Request:
Repeat the whole listing below, word for word.
— START OF The data —
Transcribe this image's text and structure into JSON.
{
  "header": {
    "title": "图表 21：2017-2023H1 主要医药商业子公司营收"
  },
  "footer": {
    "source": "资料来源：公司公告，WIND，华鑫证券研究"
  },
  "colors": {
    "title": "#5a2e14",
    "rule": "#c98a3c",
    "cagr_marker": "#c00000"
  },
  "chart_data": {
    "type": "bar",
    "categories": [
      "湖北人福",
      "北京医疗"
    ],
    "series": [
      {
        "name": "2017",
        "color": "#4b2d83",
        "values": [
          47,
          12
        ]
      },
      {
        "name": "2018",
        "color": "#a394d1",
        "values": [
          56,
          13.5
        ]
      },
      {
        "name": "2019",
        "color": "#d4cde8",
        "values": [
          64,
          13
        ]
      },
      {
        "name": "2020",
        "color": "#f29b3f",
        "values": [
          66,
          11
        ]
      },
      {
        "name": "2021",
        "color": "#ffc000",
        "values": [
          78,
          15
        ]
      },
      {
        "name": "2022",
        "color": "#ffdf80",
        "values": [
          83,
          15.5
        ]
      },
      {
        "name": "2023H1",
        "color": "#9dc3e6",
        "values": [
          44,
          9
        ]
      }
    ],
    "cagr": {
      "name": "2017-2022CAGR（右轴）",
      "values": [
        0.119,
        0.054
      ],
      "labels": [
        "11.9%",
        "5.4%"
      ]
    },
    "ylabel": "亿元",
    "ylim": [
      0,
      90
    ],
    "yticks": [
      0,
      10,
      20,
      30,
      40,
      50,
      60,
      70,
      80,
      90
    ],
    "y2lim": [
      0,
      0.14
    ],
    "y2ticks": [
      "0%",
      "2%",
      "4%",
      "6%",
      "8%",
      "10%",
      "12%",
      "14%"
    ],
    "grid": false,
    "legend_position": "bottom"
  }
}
— END OF The data —
Written solution:
Transcribe this image's text and structure into JSON.
{
  "header": {
    "title": "图表 21：2017-2023H1 主要医药商业子公司营收"
  },
  "footer": {
    "source": "资料来源：公司公告，WIND，华鑫证券研究"
  },
  "colors": {
    "title": "#5a2e14",
    "rule": "#c98a3c",
    "cagr_marker": "#c00000"
  },
  "chart_data": {
    "type": "bar",
    "categories": [
      "湖北人福",
      "北京医疗"
    ],
    "series": [
      {
        "name": "2017",
        "color": "#4b2d83",
        "values": [
          47,
          12
        ]
      },
      {
        "name": "2018",
        "color": "#a394d1",
        "values": [
          56,
          13.5
        ]
      },
      {
        "name": "2019",
        "color": "#d4cde8",
        "values": [
          64,
          13
        ]
      },
      {
        "name": "2020",
        "color": "#f29b3f",
        "values": [
          66,
          11
        ]
      },
      {
        "name": "2021",
        "color": "#ffc000",
        "values": [
          78,
          15
        ]
      },
      {
        "name": "2022",
        "color": "#ffdf80",
        "values": [
          83,
          15.5
        ]
      },
      {
        "name": "2023H1",
        "color": "#9dc3e6",
        "values": [
          44,
          9
        ]
      }
    ],
    "cagr": {
      "name": "2017-2022CAGR（右轴）",
      "values": [
        0.119,
        0.054
      ],
      "labels": [
        "11.9%",
        "5.4%"
      ]
    },
    "ylabel": "亿元",
    "ylim": [
      0,
      90
    ],
    "yticks": [
      0,
      10,
      20,
      30,
      40,
      50,
      60,
      70,
      80,
      90
    ],
    "y2lim": [
      0,
      0.14
    ],
    "y2ticks": [
      "0%",
      "2%",
      "4%",
      "6%",
      "8%",
      "10%",
      "12%",
      "14%"
    ],
    "grid": false,
    "legend_position": "bottom"
  }
}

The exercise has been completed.